Stored records

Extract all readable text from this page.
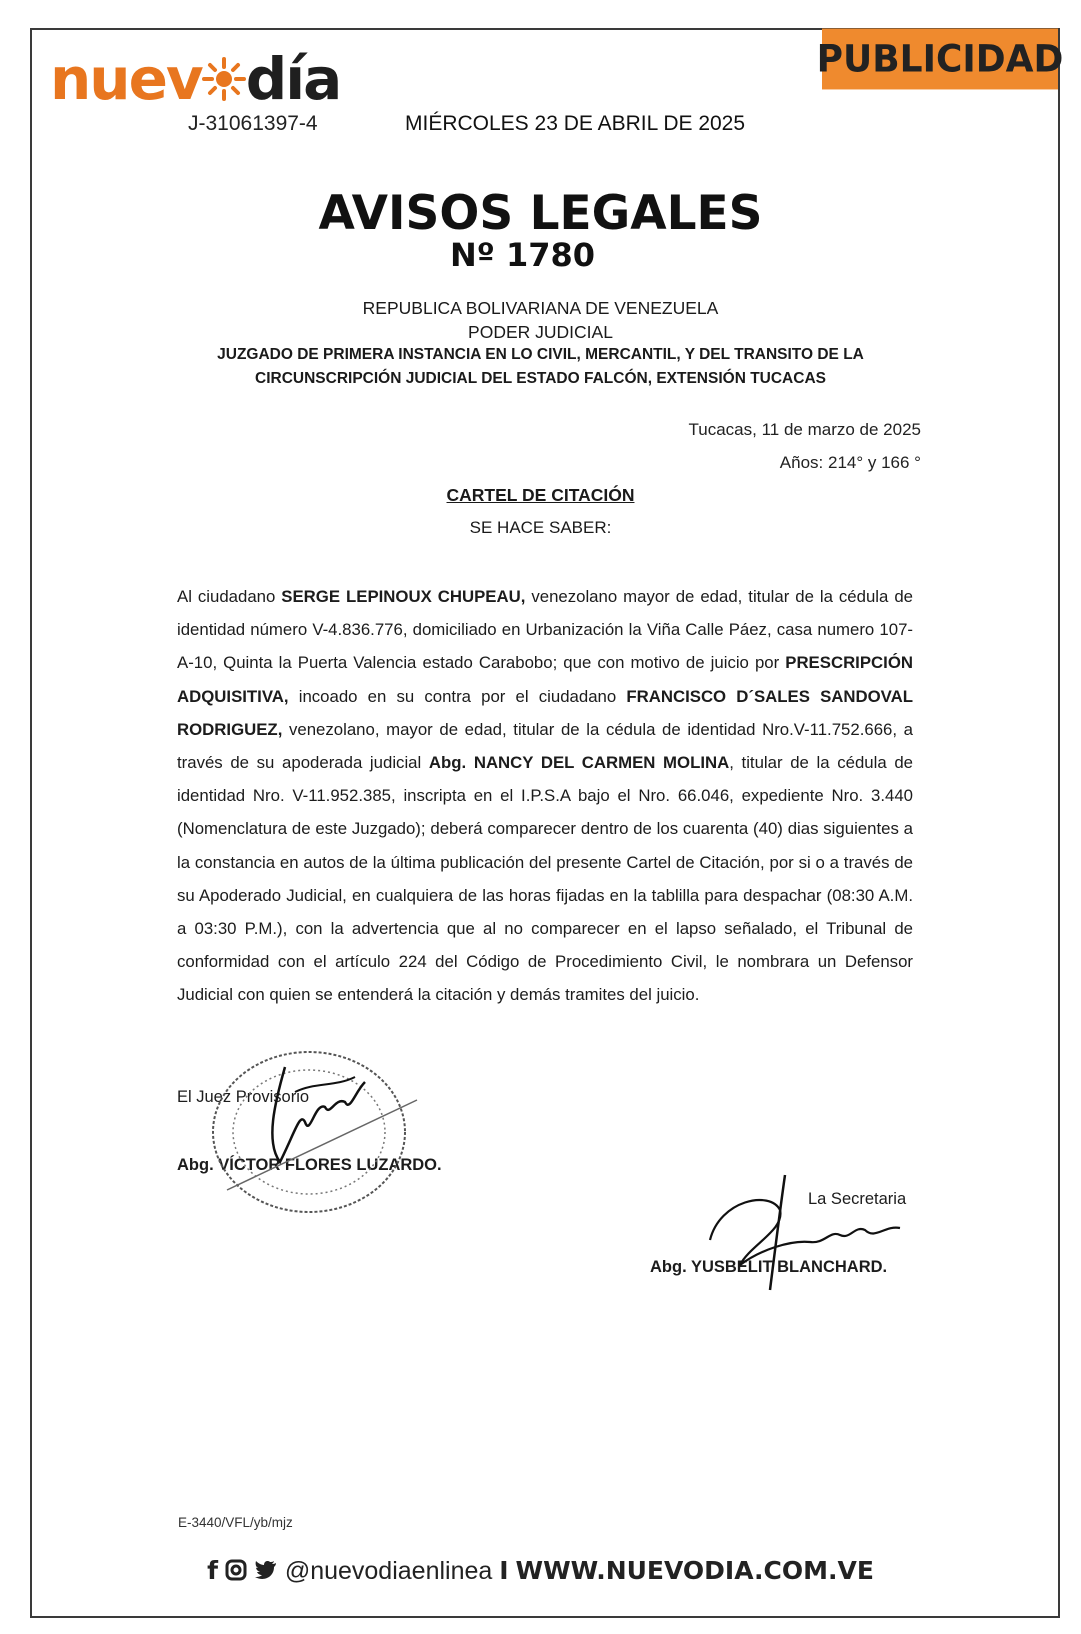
nuev día
J-31061397-4	MIÉRCOLES 23 DE ABRIL DE 2025
PUBLICIDAD
AVISOS LEGALES
Nº 1780
REPUBLICA BOLIVARIANA DE VENEZUELA
PODER JUDICIAL
JUZGADO DE PRIMERA INSTANCIA EN LO CIVIL, MERCANTIL, Y DEL TRANSITO DE LA
CIRCUNSCRIPCIÓN JUDICIAL DEL ESTADO FALCÓN, EXTENSIÓN TUCACAS
Tucacas, 11 de marzo de 2025
Años: 214° y 166 °
CARTEL DE CITACIÓN
SE HACE SABER:
Al ciudadano SERGE LEPINOUX CHUPEAU, venezolano mayor de edad, titular de la cédula de identidad número V-4.836.776, domiciliado en Urbanización la Viña Calle Páez, casa numero 107-A-10, Quinta la Puerta Valencia estado Carabobo; que con motivo de juicio por PRESCRIPCIÓN ADQUISITIVA, incoado en su contra por el ciudadano FRANCISCO D´SALES SANDOVAL RODRIGUEZ, venezolano, mayor de edad, titular de la cédula de identidad Nro.V-11.752.666, a través de su apoderada judicial Abg. NANCY DEL CARMEN MOLINA, titular de la cédula de identidad Nro. V-11.952.385, inscripta en el I.P.S.A bajo el Nro. 66.046, expediente Nro. 3.440 (Nomenclatura de este Juzgado); deberá comparecer dentro de los cuarenta (40) dias siguientes a la constancia en autos de la última publicación del presente Cartel de Citación, por si o a través de su Apoderado Judicial, en cualquiera de las horas fijadas en la tablilla para despachar (08:30 A.M. a 03:30 P.M.), con la advertencia que al no comparecer en el lapso señalado, el Tribunal de conformidad con el artículo 224 del Código de Procedimiento Civil, le nombrara un Defensor Judicial con quien se entenderá la citación y demás tramites del juicio.
El Juez Provisorio
Abg. VÍCTOR FLORES LUZARDO.
La Secretaria
Abg. YUSBELIT BLANCHARD.
E-3440/VFL/yb/mjz
f	@nuevodiaenlinea I WWW.NUEVODIA.COM.VE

◆ **What is asked**: Strip the images and reproduce the remaining records precisely.

◆ **Answer to the problem**:
Extract all readable text from this page.
nuev día
J-31061397-4	MIÉRCOLES 23 DE ABRIL DE 2025
PUBLICIDAD
AVISOS LEGALES
Nº 1780
REPUBLICA BOLIVARIANA DE VENEZUELA
PODER JUDICIAL
JUZGADO DE PRIMERA INSTANCIA EN LO CIVIL, MERCANTIL, Y DEL TRANSITO DE LA
CIRCUNSCRIPCIÓN JUDICIAL DEL ESTADO FALCÓN, EXTENSIÓN TUCACAS
Tucacas, 11 de marzo de 2025
Años: 214° y 166 °
CARTEL DE CITACIÓN
SE HACE SABER:
Al ciudadano SERGE LEPINOUX CHUPEAU, venezolano mayor de edad, titular de la cédula de identidad número V-4.836.776, domiciliado en Urbanización la Viña Calle Páez, casa numero 107-A-10, Quinta la Puerta Valencia estado Carabobo; que con motivo de juicio por PRESCRIPCIÓN ADQUISITIVA, incoado en su contra por el ciudadano FRANCISCO D´SALES SANDOVAL RODRIGUEZ, venezolano, mayor de edad, titular de la cédula de identidad Nro.V-11.752.666, a través de su apoderada judicial Abg. NANCY DEL CARMEN MOLINA, titular de la cédula de identidad Nro. V-11.952.385, inscripta en el I.P.S.A bajo el Nro. 66.046, expediente Nro. 3.440 (Nomenclatura de este Juzgado); deberá comparecer dentro de los cuarenta (40) dias siguientes a la constancia en autos de la última publicación del presente Cartel de Citación, por si o a través de su Apoderado Judicial, en cualquiera de las horas fijadas en la tablilla para despachar (08:30 A.M. a 03:30 P.M.), con la advertencia que al no comparecer en el lapso señalado, el Tribunal de conformidad con el artículo 224 del Código de Procedimiento Civil, le nombrara un Defensor Judicial con quien se entenderá la citación y demás tramites del juicio.
El Juez Provisorio
Abg. VÍCTOR FLORES LUZARDO.
La Secretaria
Abg. YUSBELIT BLANCHARD.
E-3440/VFL/yb/mjz
f	@nuevodiaenlinea I WWW.NUEVODIA.COM.VE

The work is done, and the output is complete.